§ **WRITTEN PROBLEM**: Search the material and gather each line with "Antoinette" in it.

§ **EXTRACTED ENTRIES**:
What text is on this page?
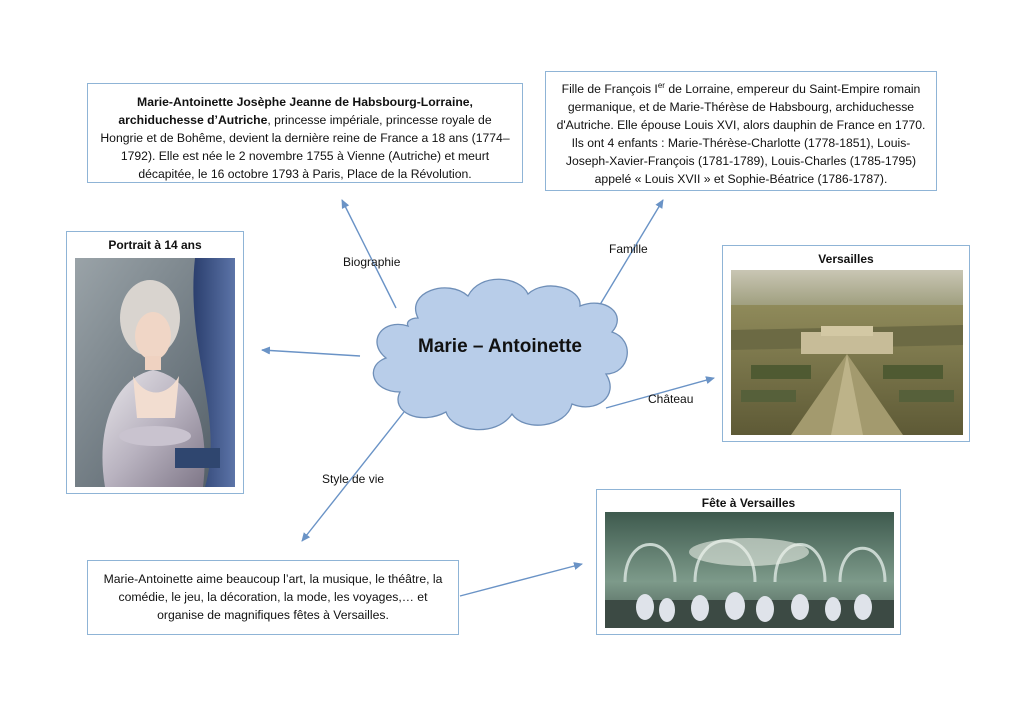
Marie – Antoinette
Biographie
Famille
Château
Style de vie
Marie-Antoinette Josèphe Jeanne de Habsbourg-Lorraine, archiduchesse d’Autriche, princesse impériale, princesse royale de Hongrie et de Bohême, devient la dernière reine de France a 18 ans (1774–1792). Elle est née le 2 novembre 1755 à Vienne (Autriche) et meurt décapitée, le 16 octobre 1793 à Paris, Place de la Révolution.
Fille de François Ier de Lorraine, empereur du Saint-Empire romain germanique, et de Marie-Thérèse de Habsbourg, archiduchesse d'Autriche. Elle épouse Louis XVI, alors dauphin de France en 1770. Ils ont 4 enfants : Marie-Thérèse-Charlotte (1778-1851), Louis-Joseph-Xavier-François (1781-1789), Louis-Charles (1785-1795) appelé « Louis XVII » et Sophie-Béatrice (1786-1787).
Portrait à 14 ans
Versailles
Fête à Versailles
Marie-Antoinette aime beaucoup l’art, la musique, le théâtre, la comédie, le jeu, la décoration, la mode, les voyages,… et organise de magnifiques fêtes à Versailles.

§ **REPLY TO THE TASK**:
Marie – Antoinette
Marie-Antoinette Josèphe Jeanne de Habsbourg-Lorraine, archiduchesse d’Autriche, princesse impériale, princesse royale de Hongrie et de Bohême, devient la dernière reine de France a 18 ans (1774–1792). Elle est née le 2 novembre 1755 à Vienne (Autriche) et meurt décapitée, le 16 octobre 1793 à Paris, Place de la Révolution.
Marie-Antoinette aime beaucoup l’art, la musique, le théâtre, la comédie, le jeu, la décoration, la mode, les voyages,… et organise de magnifiques fêtes à Versailles.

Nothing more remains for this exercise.